** Data listing **
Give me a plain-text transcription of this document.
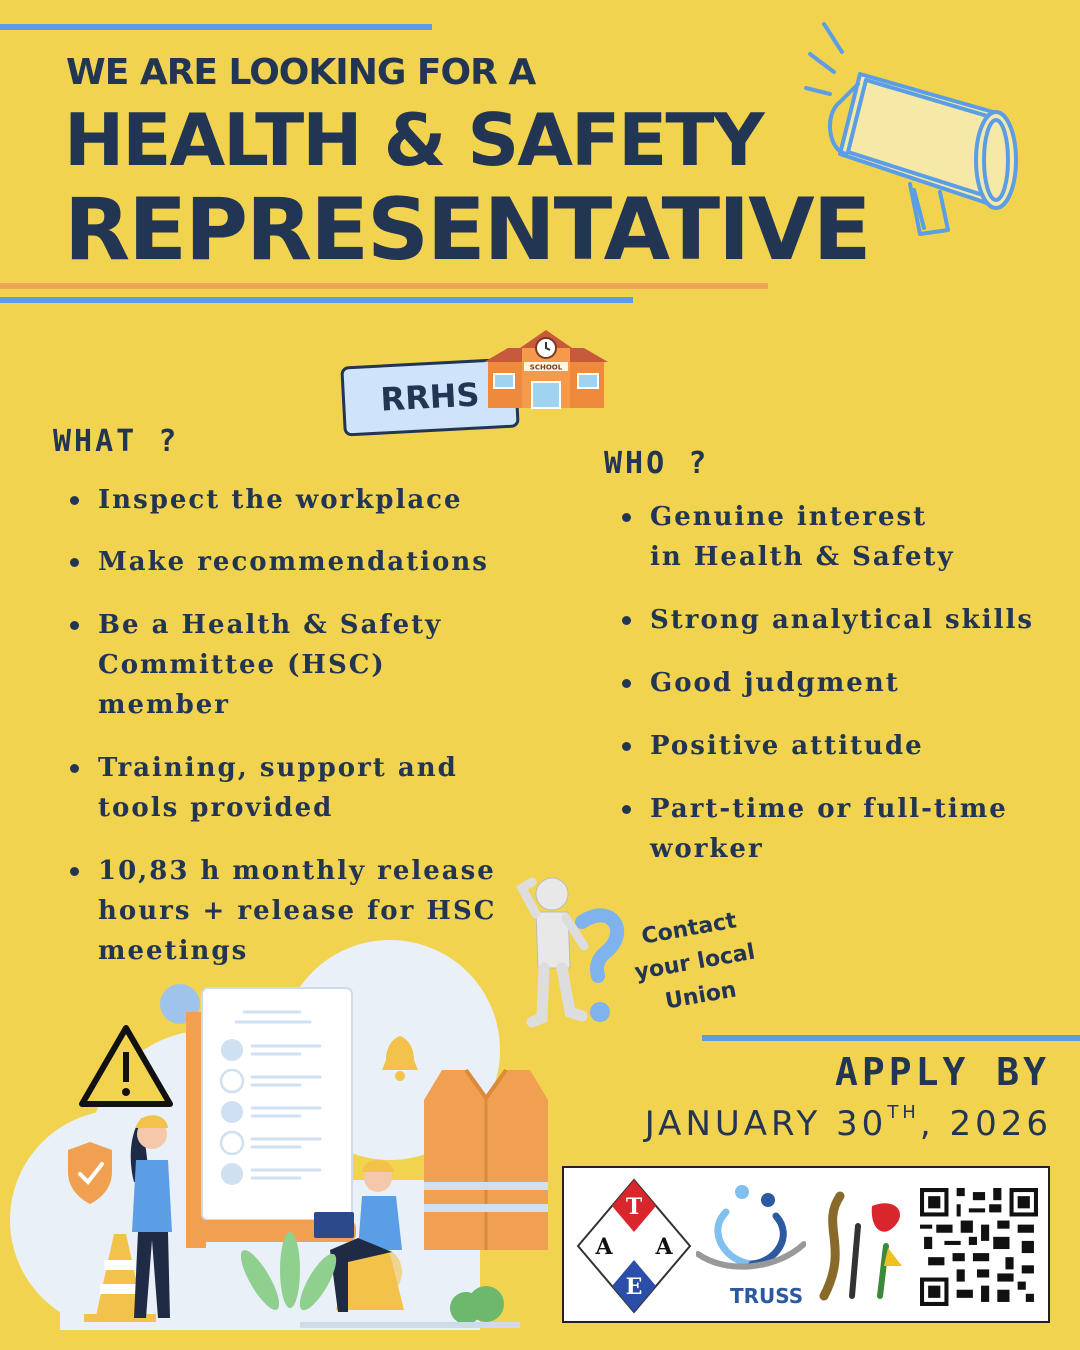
WE ARE LOOKING FOR A
HEALTH & SAFETY
REPRESENTATIVE
RRHS
SCHOOL
WHAT ?
Inspect the workplace
Make recommendations
Be a Health & Safety Committee (HSC) member
Training, support and tools provided
10,83 h monthly release hours + release for HSC meetings
WHO ?
Genuine interest in Health & Safety
Strong analytical skills
Good judgment
Positive attitude
Part-time or full-time worker
Contact
your local
Union
APPLY BY
JANUARY 30TH, 2026
T
A A
E	TRUSS
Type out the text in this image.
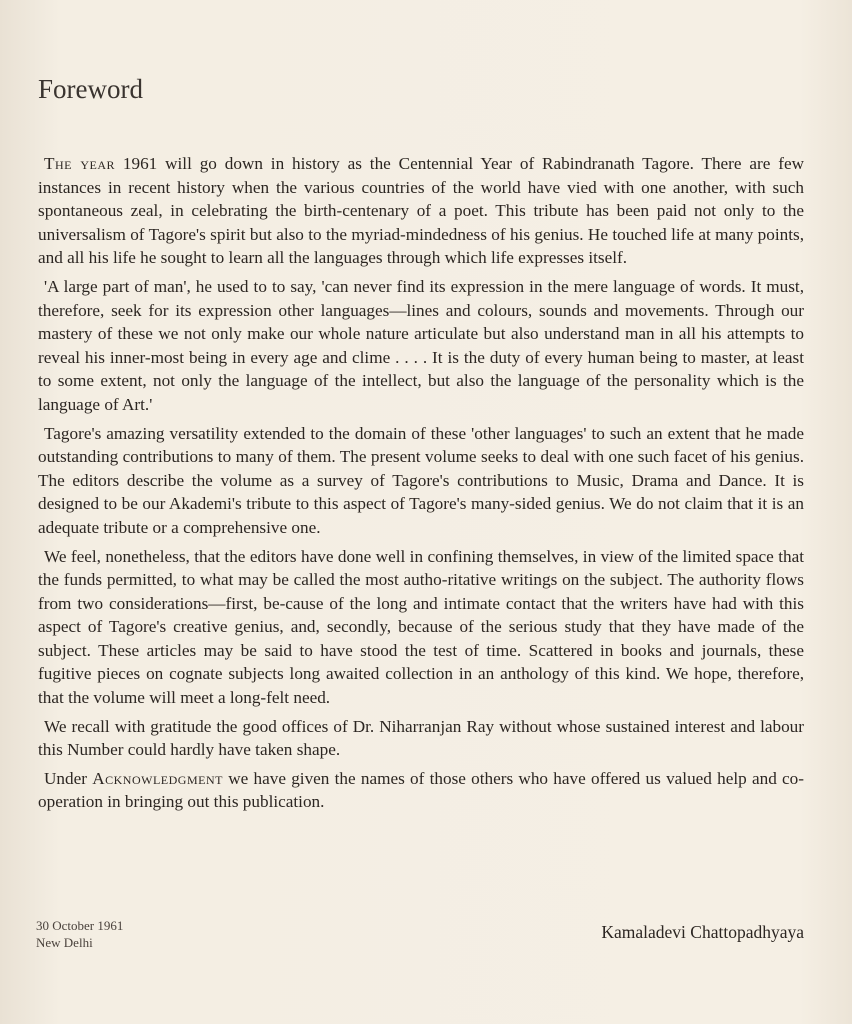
Foreword

The year 1961 will go down in history as the Centennial Year of Rabindranath Tagore. There are few instances in recent history when the various countries of the world have vied with one another, with such spontaneous zeal, in celebrating the birth-centenary of a poet. This tribute has been paid not only to the universalism of Tagore's spirit but also to the myriad-mindedness of his genius. He touched life at many points, and all his life he sought to learn all the languages through which life expresses itself.

'A large part of man', he used to to say, 'can never find its expression in the mere language of words. It must, therefore, seek for its expression other languages—lines and colours, sounds and movements. Through our mastery of these we not only make our whole nature articulate but also understand man in all his attempts to reveal his inner-most being in every age and clime . . . . It is the duty of every human being to master, at least to some extent, not only the language of the intellect, but also the language of the personality which is the language of Art.'

Tagore's amazing versatility extended to the domain of these 'other languages' to such an extent that he made outstanding contributions to many of them. The present volume seeks to deal with one such facet of his genius. The editors describe the volume as a survey of Tagore's contributions to Music, Drama and Dance. It is designed to be our Akademi's tribute to this aspect of Tagore's many-sided genius. We do not claim that it is an adequate tribute or a comprehensive one.

We feel, nonetheless, that the editors have done well in confining themselves, in view of the limited space that the funds permitted, to what may be called the most autho-ritative writings on the subject. The authority flows from two considerations—first, be-cause of the long and intimate contact that the writers have had with this aspect of Tagore's creative genius, and, secondly, because of the serious study that they have made of the subject. These articles may be said to have stood the test of time. Scattered in books and journals, these fugitive pieces on cognate subjects long awaited collection in an anthology of this kind. We hope, therefore, that the volume will meet a long-felt need.

We recall with gratitude the good offices of Dr. Niharranjan Ray without whose sustained interest and labour this Number could hardly have taken shape.

Under Acknowledgment we have given the names of those others who have offered us valued help and co-operation in bringing out this publication.

30 October 1961
New Delhi
Kamaladevi Chattopadhyaya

** Instructions for the task **
Locate the word "genius" in the records above, and return each line that has it.

** Finished answer **
The year 1961 will go down in history as the Centennial Year of Rabindranath Tagore. There are few instances in recent history when the various countries of the world have vied with one another, with such spontaneous zeal, in celebrating the birth-centenary of a poet. This tribute has been paid not only to the universalism of Tagore's spirit but also to the myriad-mindedness of his genius. He touched life at many points, and all his life he sought to learn all the languages through which life expresses itself.
Tagore's amazing versatility extended to the domain of these 'other languages' to such an extent that he made outstanding contributions to many of them. The present volume seeks to deal with one such facet of his genius. The editors describe the volume as a survey of Tagore's contributions to Music, Drama and Dance. It is designed to be our Akademi's tribute to this aspect of Tagore's many-sided genius. We do not claim that it is an adequate tribute or a comprehensive one.
We feel, nonetheless, that the editors have done well in confining themselves, in view of the limited space that the funds permitted, to what may be called the most autho-ritative writings on the subject. The authority flows from two considerations—first, be-cause of the long and intimate contact that the writers have had with this aspect of Tagore's creative genius, and, secondly, because of the serious study that they have made of the subject. These articles may be said to have stood the test of time. Scattered in books and journals, these fugitive pieces on cognate subjects long awaited collection in an anthology of this kind. We hope, therefore, that the volume will meet a long-felt need.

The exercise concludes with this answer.